[Instructions to follow] Read through the entries below and return each line with the word "предоставлении".

[Input records]
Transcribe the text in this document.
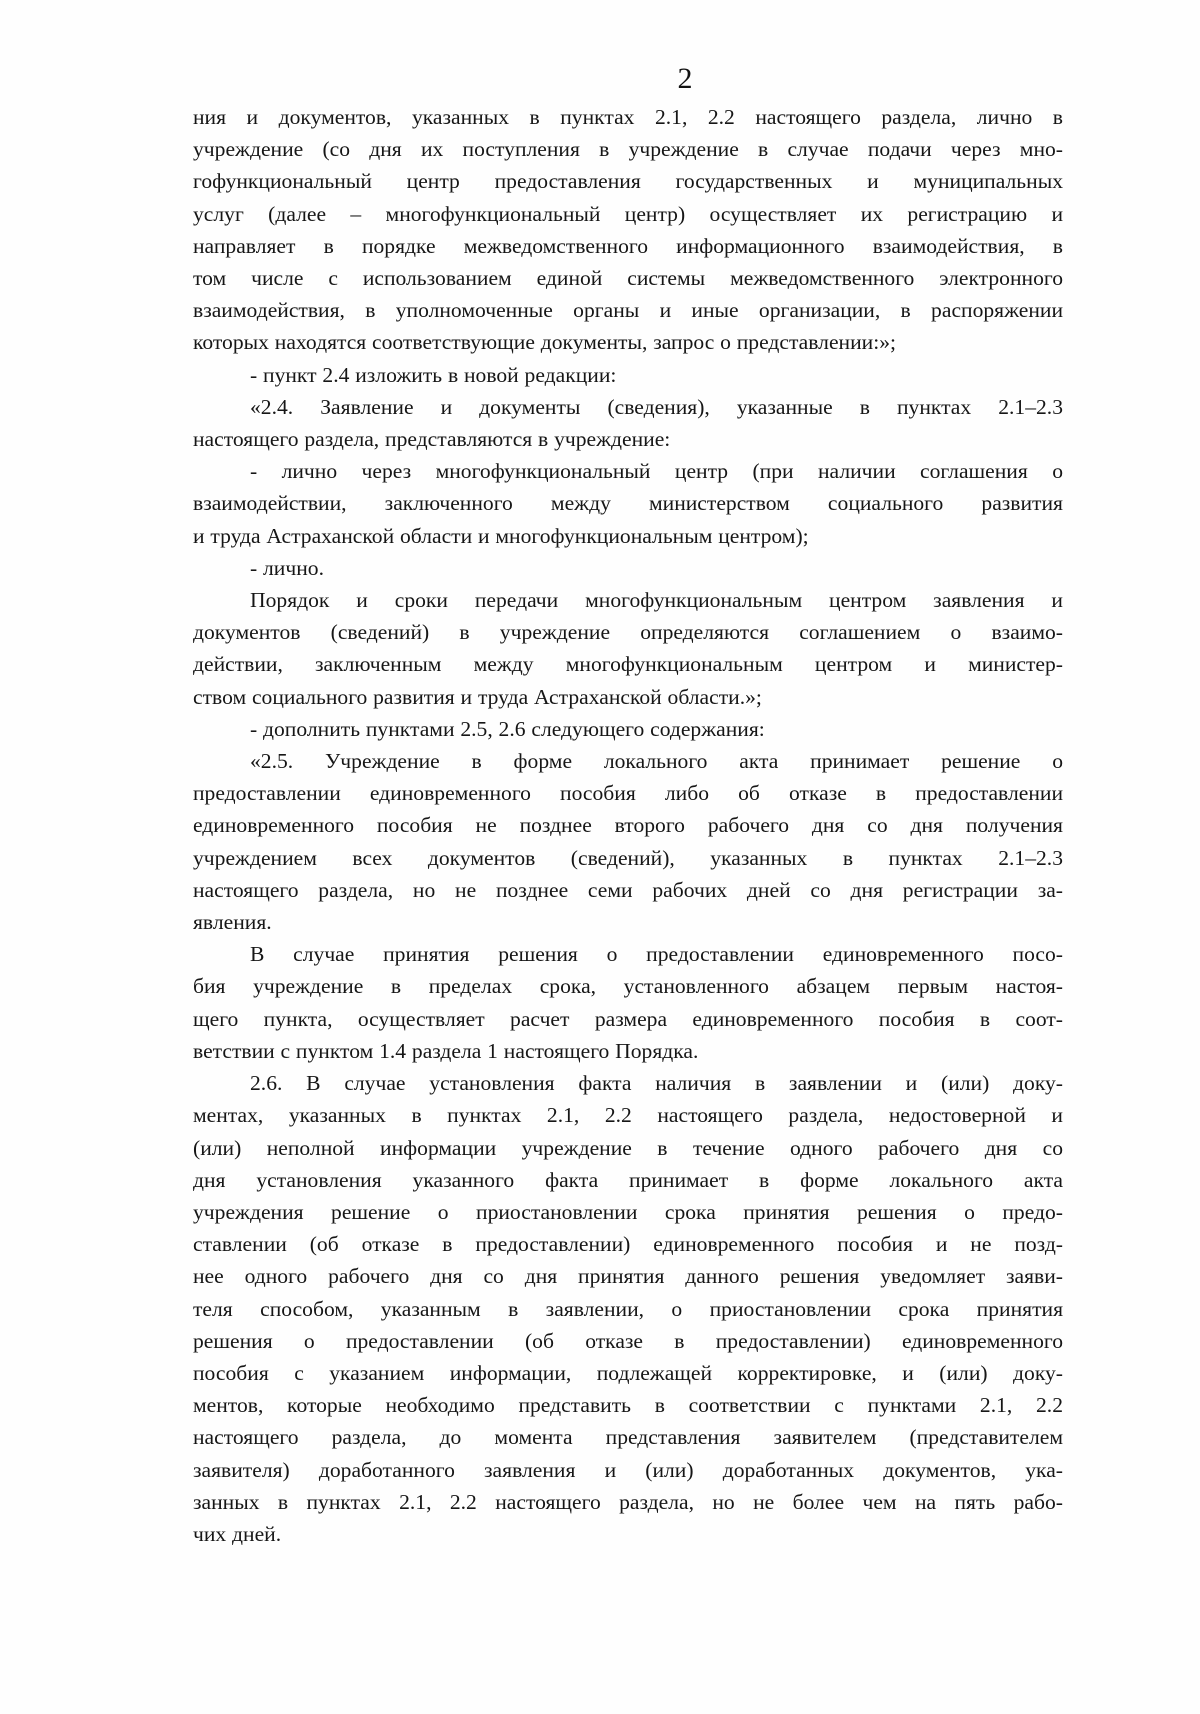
2
ния и документов, указанных в пунктах 2.1, 2.2 настоящего раздела, лично в
учреждение (со дня их поступления в учреждение в случае подачи через мно-
гофункциональный центр предоставления государственных и муниципальных
услуг (далее – многофункциональный центр) осуществляет их регистрацию и
направляет в порядке межведомственного информационного взаимодействия, в
том числе с использованием единой системы межведомственного электронного
взаимодействия, в уполномоченные органы и иные организации, в распоряжении
которых находятся соответствующие документы, запрос о представлении:»;
- пункт 2.4 изложить в новой редакции:
«2.4. Заявление и документы (сведения), указанные в пунктах 2.1–2.3
настоящего раздела, представляются в учреждение:
- лично через многофункциональный центр (при наличии соглашения о
взаимодействии, заключенного между министерством социального развития
и труда Астраханской области и многофункциональным центром);
- лично.
Порядок и сроки передачи многофункциональным центром заявления и
документов (сведений) в учреждение определяются соглашением о взаимо-
действии, заключенным между многофункциональным центром и министер-
ством социального развития и труда Астраханской области.»;
- дополнить пунктами 2.5, 2.6 следующего содержания:
«2.5. Учреждение в форме локального акта принимает решение о
предоставлении единовременного пособия либо об отказе в предоставлении
единовременного пособия не позднее второго рабочего дня со дня получения
учреждением всех документов (сведений), указанных в пунктах 2.1–2.3
настоящего раздела, но не позднее семи рабочих дней со дня регистрации за-
явления.
В случае принятия решения о предоставлении единовременного посо-
бия учреждение в пределах срока, установленного абзацем первым настоя-
щего пункта, осуществляет расчет размера единовременного пособия в соот-
ветствии с пунктом 1.4 раздела 1 настоящего Порядка.
2.6. В случае установления факта наличия в заявлении и (или) доку-
ментах, указанных в пунктах 2.1, 2.2 настоящего раздела, недостоверной и
(или) неполной информации учреждение в течение одного рабочего дня со
дня установления указанного факта принимает в форме локального акта
учреждения решение о приостановлении срока принятия решения о предо-
ставлении (об отказе в предоставлении) единовременного пособия и не позд-
нее одного рабочего дня со дня принятия данного решения уведомляет заяви-
теля способом, указанным в заявлении, о приостановлении срока принятия
решения о предоставлении (об отказе в предоставлении) единовременного
пособия с указанием информации, подлежащей корректировке, и (или) доку-
ментов, которые необходимо представить в соответствии с пунктами 2.1, 2.2
настоящего раздела, до момента представления заявителем (представителем
заявителя) доработанного заявления и (или) доработанных документов, ука-
занных в пунктах 2.1, 2.2 настоящего раздела, но не более чем на пять рабо-
чих дней.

[Answer to this task]
предоставлении единовременного пособия либо об отказе в предоставлении
В случае принятия решения о предоставлении единовременного посо-
ставлении (об отказе в предоставлении) единовременного пособия и не позд-
решения о предоставлении (об отказе в предоставлении) единовременного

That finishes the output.